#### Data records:
>> BEGIN

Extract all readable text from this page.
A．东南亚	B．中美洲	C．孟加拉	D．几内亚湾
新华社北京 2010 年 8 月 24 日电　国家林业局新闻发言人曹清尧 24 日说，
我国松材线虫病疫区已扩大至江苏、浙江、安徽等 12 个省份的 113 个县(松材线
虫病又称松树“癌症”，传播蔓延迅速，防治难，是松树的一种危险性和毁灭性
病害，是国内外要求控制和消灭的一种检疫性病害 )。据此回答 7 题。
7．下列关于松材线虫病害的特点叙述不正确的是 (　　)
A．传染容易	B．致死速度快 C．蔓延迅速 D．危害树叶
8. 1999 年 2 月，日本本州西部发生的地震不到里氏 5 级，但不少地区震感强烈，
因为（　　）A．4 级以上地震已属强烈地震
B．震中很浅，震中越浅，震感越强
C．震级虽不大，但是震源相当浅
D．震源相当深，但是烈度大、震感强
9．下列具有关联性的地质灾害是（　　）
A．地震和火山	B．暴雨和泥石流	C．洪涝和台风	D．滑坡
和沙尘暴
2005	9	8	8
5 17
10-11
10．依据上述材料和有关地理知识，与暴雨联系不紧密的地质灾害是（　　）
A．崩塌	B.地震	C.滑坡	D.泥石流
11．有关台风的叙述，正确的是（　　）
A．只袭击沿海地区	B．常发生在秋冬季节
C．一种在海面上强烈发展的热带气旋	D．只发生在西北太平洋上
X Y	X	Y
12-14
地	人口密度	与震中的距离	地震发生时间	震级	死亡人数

>> END

#### Problem details:
Your task is to retype all of the records exactly.

#### Problem solution:
Extract all readable text from this page.
A．东南亚	B．中美洲	C．孟加拉	D．几内亚湾
新华社北京 2010 年 8 月 24 日电　国家林业局新闻发言人曹清尧 24 日说，
我国松材线虫病疫区已扩大至江苏、浙江、安徽等 12 个省份的 113 个县(松材线
虫病又称松树“癌症”，传播蔓延迅速，防治难，是松树的一种危险性和毁灭性
病害，是国内外要求控制和消灭的一种检疫性病害 )。据此回答 7 题。
7．下列关于松材线虫病害的特点叙述不正确的是 (　　)
A．传染容易	B．致死速度快 C．蔓延迅速 D．危害树叶
8. 1999 年 2 月，日本本州西部发生的地震不到里氏 5 级，但不少地区震感强烈，
因为（　　）A．4 级以上地震已属强烈地震
B．震中很浅，震中越浅，震感越强
C．震级虽不大，但是震源相当浅
D．震源相当深，但是烈度大、震感强
9．下列具有关联性的地质灾害是（　　）
A．地震和火山	B．暴雨和泥石流	C．洪涝和台风	D．滑坡
和沙尘暴
2005	9	8	8
5 17
10-11
10．依据上述材料和有关地理知识，与暴雨联系不紧密的地质灾害是（　　）
A．崩塌	B.地震	C.滑坡	D.泥石流
11．有关台风的叙述，正确的是（　　）
A．只袭击沿海地区	B．常发生在秋冬季节
C．一种在海面上强烈发展的热带气旋	D．只发生在西北太平洋上
X Y	X	Y
12-14
地	人口密度	与震中的距离	地震发生时间	震级	死亡人数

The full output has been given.